**EXERCISE INPUTS:**

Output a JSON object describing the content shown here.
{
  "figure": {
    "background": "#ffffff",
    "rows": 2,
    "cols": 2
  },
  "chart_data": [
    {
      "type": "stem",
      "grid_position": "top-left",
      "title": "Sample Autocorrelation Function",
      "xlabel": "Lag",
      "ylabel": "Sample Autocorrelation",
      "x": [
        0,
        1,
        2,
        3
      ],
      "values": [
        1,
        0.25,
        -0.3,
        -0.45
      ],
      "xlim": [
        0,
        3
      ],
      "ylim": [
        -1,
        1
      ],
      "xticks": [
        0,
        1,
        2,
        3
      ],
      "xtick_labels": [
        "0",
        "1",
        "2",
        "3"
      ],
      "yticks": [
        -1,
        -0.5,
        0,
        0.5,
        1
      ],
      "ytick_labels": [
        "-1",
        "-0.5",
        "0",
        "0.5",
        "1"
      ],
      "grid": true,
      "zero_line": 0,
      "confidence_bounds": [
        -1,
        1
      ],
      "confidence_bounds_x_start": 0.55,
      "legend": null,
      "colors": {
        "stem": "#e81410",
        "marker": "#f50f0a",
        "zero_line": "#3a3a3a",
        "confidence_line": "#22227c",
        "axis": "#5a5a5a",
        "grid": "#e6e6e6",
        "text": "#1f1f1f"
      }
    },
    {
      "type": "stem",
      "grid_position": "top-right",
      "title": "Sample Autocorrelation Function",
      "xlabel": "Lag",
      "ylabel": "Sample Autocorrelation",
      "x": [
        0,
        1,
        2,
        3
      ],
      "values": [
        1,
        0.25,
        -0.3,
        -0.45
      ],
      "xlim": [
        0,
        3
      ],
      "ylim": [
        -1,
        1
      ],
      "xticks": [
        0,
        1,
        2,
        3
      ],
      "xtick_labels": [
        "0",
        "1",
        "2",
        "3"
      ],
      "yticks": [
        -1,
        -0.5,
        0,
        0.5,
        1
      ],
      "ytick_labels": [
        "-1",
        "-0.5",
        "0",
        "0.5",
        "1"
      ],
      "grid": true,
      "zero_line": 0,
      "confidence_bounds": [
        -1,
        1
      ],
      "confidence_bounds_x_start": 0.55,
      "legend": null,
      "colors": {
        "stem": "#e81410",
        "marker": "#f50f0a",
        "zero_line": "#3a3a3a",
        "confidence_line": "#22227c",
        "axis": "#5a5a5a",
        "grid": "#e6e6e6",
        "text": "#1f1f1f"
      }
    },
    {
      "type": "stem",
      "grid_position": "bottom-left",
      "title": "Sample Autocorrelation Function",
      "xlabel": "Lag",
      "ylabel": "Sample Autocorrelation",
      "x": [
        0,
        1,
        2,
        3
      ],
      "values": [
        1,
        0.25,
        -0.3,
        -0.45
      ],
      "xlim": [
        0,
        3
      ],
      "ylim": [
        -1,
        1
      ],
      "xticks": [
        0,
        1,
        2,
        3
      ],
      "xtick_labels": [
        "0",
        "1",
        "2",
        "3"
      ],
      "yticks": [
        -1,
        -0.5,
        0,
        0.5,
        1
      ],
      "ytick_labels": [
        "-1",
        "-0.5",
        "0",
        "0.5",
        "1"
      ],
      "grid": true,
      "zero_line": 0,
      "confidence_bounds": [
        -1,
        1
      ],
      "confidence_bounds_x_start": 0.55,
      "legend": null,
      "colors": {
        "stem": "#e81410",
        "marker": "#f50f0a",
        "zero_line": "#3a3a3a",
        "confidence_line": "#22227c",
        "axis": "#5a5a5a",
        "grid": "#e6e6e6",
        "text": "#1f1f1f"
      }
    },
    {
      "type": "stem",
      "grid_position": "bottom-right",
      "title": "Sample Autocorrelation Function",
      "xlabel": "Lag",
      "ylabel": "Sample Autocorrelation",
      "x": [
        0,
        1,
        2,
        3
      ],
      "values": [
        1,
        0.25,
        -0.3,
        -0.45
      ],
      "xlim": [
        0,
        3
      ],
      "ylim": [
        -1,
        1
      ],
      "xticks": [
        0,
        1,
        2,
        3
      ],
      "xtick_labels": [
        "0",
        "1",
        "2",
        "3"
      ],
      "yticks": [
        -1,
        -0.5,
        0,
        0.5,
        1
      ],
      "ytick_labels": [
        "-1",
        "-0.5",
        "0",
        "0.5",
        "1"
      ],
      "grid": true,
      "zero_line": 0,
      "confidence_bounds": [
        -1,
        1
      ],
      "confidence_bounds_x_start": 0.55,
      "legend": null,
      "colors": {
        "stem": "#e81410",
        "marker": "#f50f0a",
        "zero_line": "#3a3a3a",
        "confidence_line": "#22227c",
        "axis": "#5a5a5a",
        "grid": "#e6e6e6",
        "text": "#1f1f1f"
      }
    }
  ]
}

**GIVEN EXERCISE:**
Retype the entries exactly, including every line.

**COMPLETE ANSWER:**
Output a JSON object describing the content shown here.
{
  "figure": {
    "background": "#ffffff",
    "rows": 2,
    "cols": 2
  },
  "chart_data": [
    {
      "type": "stem",
      "grid_position": "top-left",
      "title": "Sample Autocorrelation Function",
      "xlabel": "Lag",
      "ylabel": "Sample Autocorrelation",
      "x": [
        0,
        1,
        2,
        3
      ],
      "values": [
        1,
        0.25,
        -0.3,
        -0.45
      ],
      "xlim": [
        0,
        3
      ],
      "ylim": [
        -1,
        1
      ],
      "xticks": [
        0,
        1,
        2,
        3
      ],
      "xtick_labels": [
        "0",
        "1",
        "2",
        "3"
      ],
      "yticks": [
        -1,
        -0.5,
        0,
        0.5,
        1
      ],
      "ytick_labels": [
        "-1",
        "-0.5",
        "0",
        "0.5",
        "1"
      ],
      "grid": true,
      "zero_line": 0,
      "confidence_bounds": [
        -1,
        1
      ],
      "confidence_bounds_x_start": 0.55,
      "legend": null,
      "colors": {
        "stem": "#e81410",
        "marker": "#f50f0a",
        "zero_line": "#3a3a3a",
        "confidence_line": "#22227c",
        "axis": "#5a5a5a",
        "grid": "#e6e6e6",
        "text": "#1f1f1f"
      }
    },
    {
      "type": "stem",
      "grid_position": "top-right",
      "title": "Sample Autocorrelation Function",
      "xlabel": "Lag",
      "ylabel": "Sample Autocorrelation",
      "x": [
        0,
        1,
        2,
        3
      ],
      "values": [
        1,
        0.25,
        -0.3,
        -0.45
      ],
      "xlim": [
        0,
        3
      ],
      "ylim": [
        -1,
        1
      ],
      "xticks": [
        0,
        1,
        2,
        3
      ],
      "xtick_labels": [
        "0",
        "1",
        "2",
        "3"
      ],
      "yticks": [
        -1,
        -0.5,
        0,
        0.5,
        1
      ],
      "ytick_labels": [
        "-1",
        "-0.5",
        "0",
        "0.5",
        "1"
      ],
      "grid": true,
      "zero_line": 0,
      "confidence_bounds": [
        -1,
        1
      ],
      "confidence_bounds_x_start": 0.55,
      "legend": null,
      "colors": {
        "stem": "#e81410",
        "marker": "#f50f0a",
        "zero_line": "#3a3a3a",
        "confidence_line": "#22227c",
        "axis": "#5a5a5a",
        "grid": "#e6e6e6",
        "text": "#1f1f1f"
      }
    },
    {
      "type": "stem",
      "grid_position": "bottom-left",
      "title": "Sample Autocorrelation Function",
      "xlabel": "Lag",
      "ylabel": "Sample Autocorrelation",
      "x": [
        0,
        1,
        2,
        3
      ],
      "values": [
        1,
        0.25,
        -0.3,
        -0.45
      ],
      "xlim": [
        0,
        3
      ],
      "ylim": [
        -1,
        1
      ],
      "xticks": [
        0,
        1,
        2,
        3
      ],
      "xtick_labels": [
        "0",
        "1",
        "2",
        "3"
      ],
      "yticks": [
        -1,
        -0.5,
        0,
        0.5,
        1
      ],
      "ytick_labels": [
        "-1",
        "-0.5",
        "0",
        "0.5",
        "1"
      ],
      "grid": true,
      "zero_line": 0,
      "confidence_bounds": [
        -1,
        1
      ],
      "confidence_bounds_x_start": 0.55,
      "legend": null,
      "colors": {
        "stem": "#e81410",
        "marker": "#f50f0a",
        "zero_line": "#3a3a3a",
        "confidence_line": "#22227c",
        "axis": "#5a5a5a",
        "grid": "#e6e6e6",
        "text": "#1f1f1f"
      }
    },
    {
      "type": "stem",
      "grid_position": "bottom-right",
      "title": "Sample Autocorrelation Function",
      "xlabel": "Lag",
      "ylabel": "Sample Autocorrelation",
      "x": [
        0,
        1,
        2,
        3
      ],
      "values": [
        1,
        0.25,
        -0.3,
        -0.45
      ],
      "xlim": [
        0,
        3
      ],
      "ylim": [
        -1,
        1
      ],
      "xticks": [
        0,
        1,
        2,
        3
      ],
      "xtick_labels": [
        "0",
        "1",
        "2",
        "3"
      ],
      "yticks": [
        -1,
        -0.5,
        0,
        0.5,
        1
      ],
      "ytick_labels": [
        "-1",
        "-0.5",
        "0",
        "0.5",
        "1"
      ],
      "grid": true,
      "zero_line": 0,
      "confidence_bounds": [
        -1,
        1
      ],
      "confidence_bounds_x_start": 0.55,
      "legend": null,
      "colors": {
        "stem": "#e81410",
        "marker": "#f50f0a",
        "zero_line": "#3a3a3a",
        "confidence_line": "#22227c",
        "axis": "#5a5a5a",
        "grid": "#e6e6e6",
        "text": "#1f1f1f"
      }
    }
  ]
}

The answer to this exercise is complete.